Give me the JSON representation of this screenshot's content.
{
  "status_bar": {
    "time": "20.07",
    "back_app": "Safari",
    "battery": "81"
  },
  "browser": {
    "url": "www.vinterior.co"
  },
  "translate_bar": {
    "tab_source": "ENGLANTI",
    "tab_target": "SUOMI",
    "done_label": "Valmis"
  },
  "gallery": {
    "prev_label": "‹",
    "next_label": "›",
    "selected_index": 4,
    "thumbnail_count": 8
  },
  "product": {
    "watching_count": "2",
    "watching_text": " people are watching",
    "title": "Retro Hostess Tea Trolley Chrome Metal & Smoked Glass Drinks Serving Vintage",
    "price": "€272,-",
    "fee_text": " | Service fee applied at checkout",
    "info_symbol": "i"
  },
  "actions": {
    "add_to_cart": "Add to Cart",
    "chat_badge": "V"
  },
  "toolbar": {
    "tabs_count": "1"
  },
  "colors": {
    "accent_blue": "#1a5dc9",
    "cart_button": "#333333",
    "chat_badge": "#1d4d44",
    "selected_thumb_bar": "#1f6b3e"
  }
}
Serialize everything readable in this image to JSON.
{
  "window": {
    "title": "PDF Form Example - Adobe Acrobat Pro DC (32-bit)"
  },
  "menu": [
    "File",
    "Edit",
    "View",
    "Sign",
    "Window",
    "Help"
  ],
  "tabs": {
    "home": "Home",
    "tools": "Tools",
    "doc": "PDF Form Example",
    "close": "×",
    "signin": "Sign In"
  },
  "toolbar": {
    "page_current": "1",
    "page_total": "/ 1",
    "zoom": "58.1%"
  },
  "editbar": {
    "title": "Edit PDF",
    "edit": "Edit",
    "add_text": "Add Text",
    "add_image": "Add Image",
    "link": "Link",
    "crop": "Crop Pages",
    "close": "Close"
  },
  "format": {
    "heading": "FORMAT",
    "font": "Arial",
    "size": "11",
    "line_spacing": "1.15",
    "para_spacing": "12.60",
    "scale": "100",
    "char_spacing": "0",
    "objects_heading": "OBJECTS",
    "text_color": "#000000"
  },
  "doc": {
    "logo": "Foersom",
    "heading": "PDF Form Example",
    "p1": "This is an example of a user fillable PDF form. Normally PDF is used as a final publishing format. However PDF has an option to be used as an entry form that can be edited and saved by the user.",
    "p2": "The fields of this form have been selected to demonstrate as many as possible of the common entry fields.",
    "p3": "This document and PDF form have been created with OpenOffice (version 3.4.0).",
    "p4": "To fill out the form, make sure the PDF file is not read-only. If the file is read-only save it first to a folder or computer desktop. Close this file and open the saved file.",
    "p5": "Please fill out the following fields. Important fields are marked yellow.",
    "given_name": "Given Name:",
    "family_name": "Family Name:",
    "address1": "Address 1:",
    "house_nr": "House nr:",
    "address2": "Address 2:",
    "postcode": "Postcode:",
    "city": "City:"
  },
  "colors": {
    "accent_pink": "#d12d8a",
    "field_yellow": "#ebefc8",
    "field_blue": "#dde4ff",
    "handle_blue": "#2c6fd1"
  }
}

REQUEST: Extract the complete data, matching each line exactly.

SOLUTION BELOW:
Give me the JSON representation of this screenshot's content.
{
  "status_bar": {
    "time": "20.07",
    "back_app": "Safari",
    "battery": "81"
  },
  "browser": {
    "url": "www.vinterior.co"
  },
  "translate_bar": {
    "tab_source": "ENGLANTI",
    "tab_target": "SUOMI",
    "done_label": "Valmis"
  },
  "gallery": {
    "prev_label": "‹",
    "next_label": "›",
    "selected_index": 4,
    "thumbnail_count": 8
  },
  "product": {
    "watching_count": "2",
    "watching_text": " people are watching",
    "title": "Retro Hostess Tea Trolley Chrome Metal & Smoked Glass Drinks Serving Vintage",
    "price": "€272,-",
    "fee_text": " | Service fee applied at checkout",
    "info_symbol": "i"
  },
  "actions": {
    "add_to_cart": "Add to Cart",
    "chat_badge": "V"
  },
  "toolbar": {
    "tabs_count": "1"
  },
  "colors": {
    "accent_blue": "#1a5dc9",
    "cart_button": "#333333",
    "chat_badge": "#1d4d44",
    "selected_thumb_bar": "#1f6b3e"
  }
}
Serialize everything readable in this image to JSON.
{
  "window": {
    "title": "PDF Form Example - Adobe Acrobat Pro DC (32-bit)"
  },
  "menu": [
    "File",
    "Edit",
    "View",
    "Sign",
    "Window",
    "Help"
  ],
  "tabs": {
    "home": "Home",
    "tools": "Tools",
    "doc": "PDF Form Example",
    "close": "×",
    "signin": "Sign In"
  },
  "toolbar": {
    "page_current": "1",
    "page_total": "/ 1",
    "zoom": "58.1%"
  },
  "editbar": {
    "title": "Edit PDF",
    "edit": "Edit",
    "add_text": "Add Text",
    "add_image": "Add Image",
    "link": "Link",
    "crop": "Crop Pages",
    "close": "Close"
  },
  "format": {
    "heading": "FORMAT",
    "font": "Arial",
    "size": "11",
    "line_spacing": "1.15",
    "para_spacing": "12.60",
    "scale": "100",
    "char_spacing": "0",
    "objects_heading": "OBJECTS",
    "text_color": "#000000"
  },
  "doc": {
    "logo": "Foersom",
    "heading": "PDF Form Example",
    "p1": "This is an example of a user fillable PDF form. Normally PDF is used as a final publishing format. However PDF has an option to be used as an entry form that can be edited and saved by the user.",
    "p2": "The fields of this form have been selected to demonstrate as many as possible of the common entry fields.",
    "p3": "This document and PDF form have been created with OpenOffice (version 3.4.0).",
    "p4": "To fill out the form, make sure the PDF file is not read-only. If the file is read-only save it first to a folder or computer desktop. Close this file and open the saved file.",
    "p5": "Please fill out the following fields. Important fields are marked yellow.",
    "given_name": "Given Name:",
    "family_name": "Family Name:",
    "address1": "Address 1:",
    "house_nr": "House nr:",
    "address2": "Address 2:",
    "postcode": "Postcode:",
    "city": "City:"
  },
  "colors": {
    "accent_pink": "#d12d8a",
    "field_yellow": "#ebefc8",
    "field_blue": "#dde4ff",
    "handle_blue": "#2c6fd1"
  }
}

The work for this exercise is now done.